## BEGIN

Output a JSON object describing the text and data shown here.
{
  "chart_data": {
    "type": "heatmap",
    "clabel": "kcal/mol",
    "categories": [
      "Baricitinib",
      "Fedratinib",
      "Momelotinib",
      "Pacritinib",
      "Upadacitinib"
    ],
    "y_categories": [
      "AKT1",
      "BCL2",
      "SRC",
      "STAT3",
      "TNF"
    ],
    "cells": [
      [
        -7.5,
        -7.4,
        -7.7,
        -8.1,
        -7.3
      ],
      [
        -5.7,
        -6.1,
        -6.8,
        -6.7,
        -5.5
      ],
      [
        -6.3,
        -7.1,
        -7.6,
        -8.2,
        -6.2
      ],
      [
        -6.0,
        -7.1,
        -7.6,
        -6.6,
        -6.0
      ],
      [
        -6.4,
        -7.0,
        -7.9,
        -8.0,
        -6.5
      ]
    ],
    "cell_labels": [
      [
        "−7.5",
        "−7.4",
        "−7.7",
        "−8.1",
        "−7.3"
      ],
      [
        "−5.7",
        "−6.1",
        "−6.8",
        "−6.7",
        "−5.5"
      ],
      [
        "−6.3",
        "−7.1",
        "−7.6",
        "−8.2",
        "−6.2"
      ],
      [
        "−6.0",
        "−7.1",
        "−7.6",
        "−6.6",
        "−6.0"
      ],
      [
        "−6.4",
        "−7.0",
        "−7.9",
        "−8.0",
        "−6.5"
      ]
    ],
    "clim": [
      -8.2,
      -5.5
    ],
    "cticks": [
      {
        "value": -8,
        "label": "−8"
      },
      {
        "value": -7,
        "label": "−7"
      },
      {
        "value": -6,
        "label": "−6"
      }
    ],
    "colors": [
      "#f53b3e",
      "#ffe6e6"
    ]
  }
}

## END

▸ **SET TASK**
Retype the listing. Match it exactly.

▸ **SOLVED PROBLEM**
Output a JSON object describing the text and data shown here.
{
  "chart_data": {
    "type": "heatmap",
    "clabel": "kcal/mol",
    "categories": [
      "Baricitinib",
      "Fedratinib",
      "Momelotinib",
      "Pacritinib",
      "Upadacitinib"
    ],
    "y_categories": [
      "AKT1",
      "BCL2",
      "SRC",
      "STAT3",
      "TNF"
    ],
    "cells": [
      [
        -7.5,
        -7.4,
        -7.7,
        -8.1,
        -7.3
      ],
      [
        -5.7,
        -6.1,
        -6.8,
        -6.7,
        -5.5
      ],
      [
        -6.3,
        -7.1,
        -7.6,
        -8.2,
        -6.2
      ],
      [
        -6.0,
        -7.1,
        -7.6,
        -6.6,
        -6.0
      ],
      [
        -6.4,
        -7.0,
        -7.9,
        -8.0,
        -6.5
      ]
    ],
    "cell_labels": [
      [
        "−7.5",
        "−7.4",
        "−7.7",
        "−8.1",
        "−7.3"
      ],
      [
        "−5.7",
        "−6.1",
        "−6.8",
        "−6.7",
        "−5.5"
      ],
      [
        "−6.3",
        "−7.1",
        "−7.6",
        "−8.2",
        "−6.2"
      ],
      [
        "−6.0",
        "−7.1",
        "−7.6",
        "−6.6",
        "−6.0"
      ],
      [
        "−6.4",
        "−7.0",
        "−7.9",
        "−8.0",
        "−6.5"
      ]
    ],
    "clim": [
      -8.2,
      -5.5
    ],
    "cticks": [
      {
        "value": -8,
        "label": "−8"
      },
      {
        "value": -7,
        "label": "−7"
      },
      {
        "value": -6,
        "label": "−6"
      }
    ],
    "colors": [
      "#f53b3e",
      "#ffe6e6"
    ]
  }
}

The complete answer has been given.